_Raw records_
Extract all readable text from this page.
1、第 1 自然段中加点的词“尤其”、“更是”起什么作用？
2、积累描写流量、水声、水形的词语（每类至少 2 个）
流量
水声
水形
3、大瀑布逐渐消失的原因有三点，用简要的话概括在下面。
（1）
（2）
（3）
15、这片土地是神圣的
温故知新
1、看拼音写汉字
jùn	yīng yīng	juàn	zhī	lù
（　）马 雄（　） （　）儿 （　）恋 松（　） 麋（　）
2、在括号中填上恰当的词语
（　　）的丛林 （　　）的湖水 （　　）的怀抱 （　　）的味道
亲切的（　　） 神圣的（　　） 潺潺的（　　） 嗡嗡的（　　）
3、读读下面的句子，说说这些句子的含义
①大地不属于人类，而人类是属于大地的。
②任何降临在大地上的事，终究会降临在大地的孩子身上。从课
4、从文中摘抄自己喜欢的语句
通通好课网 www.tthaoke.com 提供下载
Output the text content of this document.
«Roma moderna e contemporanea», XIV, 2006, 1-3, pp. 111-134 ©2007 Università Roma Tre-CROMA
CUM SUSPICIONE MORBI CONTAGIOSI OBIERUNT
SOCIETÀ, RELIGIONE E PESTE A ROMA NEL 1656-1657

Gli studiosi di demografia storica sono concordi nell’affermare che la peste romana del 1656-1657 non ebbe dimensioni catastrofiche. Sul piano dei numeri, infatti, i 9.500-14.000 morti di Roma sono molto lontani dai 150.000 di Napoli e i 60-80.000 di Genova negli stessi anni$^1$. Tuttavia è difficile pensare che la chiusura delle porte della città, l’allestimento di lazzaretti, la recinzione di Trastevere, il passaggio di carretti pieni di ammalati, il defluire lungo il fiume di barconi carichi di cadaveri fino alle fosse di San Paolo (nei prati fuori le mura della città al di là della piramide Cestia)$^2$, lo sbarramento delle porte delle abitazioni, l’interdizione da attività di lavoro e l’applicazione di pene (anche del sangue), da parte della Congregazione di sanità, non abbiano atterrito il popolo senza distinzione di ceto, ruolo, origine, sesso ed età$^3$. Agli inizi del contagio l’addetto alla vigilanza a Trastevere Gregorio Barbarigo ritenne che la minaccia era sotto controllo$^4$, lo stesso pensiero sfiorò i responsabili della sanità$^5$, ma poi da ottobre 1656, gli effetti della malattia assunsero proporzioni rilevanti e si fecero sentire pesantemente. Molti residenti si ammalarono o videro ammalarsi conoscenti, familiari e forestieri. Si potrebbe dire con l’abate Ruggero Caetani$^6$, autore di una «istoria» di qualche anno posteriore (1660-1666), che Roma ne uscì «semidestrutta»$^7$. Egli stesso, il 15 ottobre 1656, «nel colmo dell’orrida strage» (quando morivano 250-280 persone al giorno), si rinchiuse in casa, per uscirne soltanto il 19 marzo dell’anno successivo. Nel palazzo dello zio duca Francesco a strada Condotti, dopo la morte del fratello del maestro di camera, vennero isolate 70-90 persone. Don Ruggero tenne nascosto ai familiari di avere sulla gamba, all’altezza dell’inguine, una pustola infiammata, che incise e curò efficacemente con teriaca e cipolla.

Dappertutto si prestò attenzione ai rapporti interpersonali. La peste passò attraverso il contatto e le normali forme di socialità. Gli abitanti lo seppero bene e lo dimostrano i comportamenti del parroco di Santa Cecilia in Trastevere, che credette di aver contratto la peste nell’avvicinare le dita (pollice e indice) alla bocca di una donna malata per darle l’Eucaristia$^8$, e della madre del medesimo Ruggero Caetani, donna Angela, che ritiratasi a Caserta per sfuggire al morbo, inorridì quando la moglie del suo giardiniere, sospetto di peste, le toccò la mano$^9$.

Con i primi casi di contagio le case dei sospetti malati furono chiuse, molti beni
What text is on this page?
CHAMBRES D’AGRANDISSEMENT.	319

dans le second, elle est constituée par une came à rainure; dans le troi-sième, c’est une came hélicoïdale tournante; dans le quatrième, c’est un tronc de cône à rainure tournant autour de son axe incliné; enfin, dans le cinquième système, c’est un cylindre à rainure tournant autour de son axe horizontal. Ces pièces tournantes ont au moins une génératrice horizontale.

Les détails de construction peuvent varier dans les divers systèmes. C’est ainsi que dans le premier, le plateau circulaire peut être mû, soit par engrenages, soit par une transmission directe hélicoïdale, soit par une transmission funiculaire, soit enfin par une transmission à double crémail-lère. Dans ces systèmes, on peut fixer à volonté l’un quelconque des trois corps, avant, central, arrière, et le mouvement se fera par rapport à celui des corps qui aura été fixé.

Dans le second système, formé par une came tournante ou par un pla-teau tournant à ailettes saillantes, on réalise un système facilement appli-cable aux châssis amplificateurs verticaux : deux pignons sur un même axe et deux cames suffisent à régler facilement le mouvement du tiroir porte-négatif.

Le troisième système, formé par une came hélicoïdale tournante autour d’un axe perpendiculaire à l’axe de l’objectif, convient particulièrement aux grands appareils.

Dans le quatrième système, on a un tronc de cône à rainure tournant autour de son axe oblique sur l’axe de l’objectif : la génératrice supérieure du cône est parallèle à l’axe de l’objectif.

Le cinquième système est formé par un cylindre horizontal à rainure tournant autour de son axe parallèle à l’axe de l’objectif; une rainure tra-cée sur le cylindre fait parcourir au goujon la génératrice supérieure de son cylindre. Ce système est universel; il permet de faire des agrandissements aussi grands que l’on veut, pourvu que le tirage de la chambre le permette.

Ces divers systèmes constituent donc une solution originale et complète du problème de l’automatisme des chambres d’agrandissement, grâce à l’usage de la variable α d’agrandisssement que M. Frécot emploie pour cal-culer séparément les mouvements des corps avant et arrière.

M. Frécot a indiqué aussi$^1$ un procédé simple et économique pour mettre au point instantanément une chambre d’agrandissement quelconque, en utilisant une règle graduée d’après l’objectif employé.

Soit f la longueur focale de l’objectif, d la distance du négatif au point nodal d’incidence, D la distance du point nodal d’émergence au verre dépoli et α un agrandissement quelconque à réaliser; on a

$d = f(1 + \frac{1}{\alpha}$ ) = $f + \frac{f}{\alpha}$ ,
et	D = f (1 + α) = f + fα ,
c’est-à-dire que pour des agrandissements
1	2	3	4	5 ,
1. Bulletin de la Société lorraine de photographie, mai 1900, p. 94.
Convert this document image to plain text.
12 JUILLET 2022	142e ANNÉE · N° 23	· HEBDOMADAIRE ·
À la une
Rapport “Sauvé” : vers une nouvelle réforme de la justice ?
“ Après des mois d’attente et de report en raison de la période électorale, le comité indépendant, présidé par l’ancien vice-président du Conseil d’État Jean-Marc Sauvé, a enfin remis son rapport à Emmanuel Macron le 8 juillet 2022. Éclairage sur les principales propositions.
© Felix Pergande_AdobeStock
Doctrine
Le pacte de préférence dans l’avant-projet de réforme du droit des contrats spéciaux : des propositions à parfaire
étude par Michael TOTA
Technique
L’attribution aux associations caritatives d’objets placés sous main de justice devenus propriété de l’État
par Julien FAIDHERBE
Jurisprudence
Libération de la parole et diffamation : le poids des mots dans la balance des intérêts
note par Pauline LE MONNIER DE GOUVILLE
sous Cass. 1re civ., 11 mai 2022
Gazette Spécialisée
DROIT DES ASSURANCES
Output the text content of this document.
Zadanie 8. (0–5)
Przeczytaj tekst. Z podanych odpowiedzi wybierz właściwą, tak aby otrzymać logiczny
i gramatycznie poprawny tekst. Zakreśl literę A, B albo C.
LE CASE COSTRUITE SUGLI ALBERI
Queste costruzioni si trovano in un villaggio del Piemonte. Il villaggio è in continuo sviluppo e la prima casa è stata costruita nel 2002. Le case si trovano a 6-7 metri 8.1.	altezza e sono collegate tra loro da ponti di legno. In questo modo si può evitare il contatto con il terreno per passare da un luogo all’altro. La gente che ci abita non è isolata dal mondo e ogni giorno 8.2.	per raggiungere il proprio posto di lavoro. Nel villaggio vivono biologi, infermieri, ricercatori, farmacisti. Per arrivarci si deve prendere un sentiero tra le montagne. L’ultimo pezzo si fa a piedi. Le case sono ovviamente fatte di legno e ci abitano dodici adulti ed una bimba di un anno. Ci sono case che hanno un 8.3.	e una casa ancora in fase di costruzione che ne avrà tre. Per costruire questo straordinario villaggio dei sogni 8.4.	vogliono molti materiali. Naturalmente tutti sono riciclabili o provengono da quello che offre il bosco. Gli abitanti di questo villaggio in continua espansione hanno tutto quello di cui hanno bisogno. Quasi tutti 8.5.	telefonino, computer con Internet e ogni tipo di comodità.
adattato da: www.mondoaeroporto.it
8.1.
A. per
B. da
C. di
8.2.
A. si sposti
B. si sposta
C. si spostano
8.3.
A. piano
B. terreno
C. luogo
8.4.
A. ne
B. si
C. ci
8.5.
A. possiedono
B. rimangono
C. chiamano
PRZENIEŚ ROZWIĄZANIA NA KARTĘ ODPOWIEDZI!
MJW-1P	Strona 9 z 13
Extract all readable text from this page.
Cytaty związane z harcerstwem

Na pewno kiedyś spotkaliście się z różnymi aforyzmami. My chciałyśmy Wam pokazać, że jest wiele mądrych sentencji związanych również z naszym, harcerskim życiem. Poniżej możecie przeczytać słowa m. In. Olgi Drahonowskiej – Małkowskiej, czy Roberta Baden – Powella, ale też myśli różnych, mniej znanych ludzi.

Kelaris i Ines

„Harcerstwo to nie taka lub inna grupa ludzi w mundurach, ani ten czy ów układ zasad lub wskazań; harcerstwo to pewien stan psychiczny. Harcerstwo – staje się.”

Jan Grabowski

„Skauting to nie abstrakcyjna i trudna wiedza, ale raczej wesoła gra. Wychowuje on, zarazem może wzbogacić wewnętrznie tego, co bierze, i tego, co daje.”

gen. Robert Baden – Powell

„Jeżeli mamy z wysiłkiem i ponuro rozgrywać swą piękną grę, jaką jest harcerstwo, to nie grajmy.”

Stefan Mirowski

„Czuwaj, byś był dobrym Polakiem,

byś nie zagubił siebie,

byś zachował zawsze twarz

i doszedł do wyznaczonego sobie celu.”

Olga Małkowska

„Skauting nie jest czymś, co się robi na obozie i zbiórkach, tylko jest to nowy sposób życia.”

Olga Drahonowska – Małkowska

_Task directions_
Scan the listing above. Collect all lines with the word "quelconque".

_Solution_
Les détails de construction peuvent varier dans les divers systèmes. C’est ainsi que dans le premier, le plateau circulaire peut être mû, soit par engrenages, soit par une transmission directe hélicoïdale, soit par une transmission funiculaire, soit enfin par une transmission à double crémail-lère. Dans ces systèmes, on peut fixer à volonté l’un quelconque des trois corps, avant, central, arrière, et le mouvement se fera par rapport à celui des corps qui aura été fixé.
M. Frécot a indiqué aussi$^1$ un procédé simple et économique pour mettre au point instantanément une chambre d’agrandissement quelconque, en utilisant une règle graduée d’après l’objectif employé.
Soit f la longueur focale de l’objectif, d la distance du négatif au point nodal d’incidence, D la distance du point nodal d’émergence au verre dépoli et α un agrandissement quelconque à réaliser; on a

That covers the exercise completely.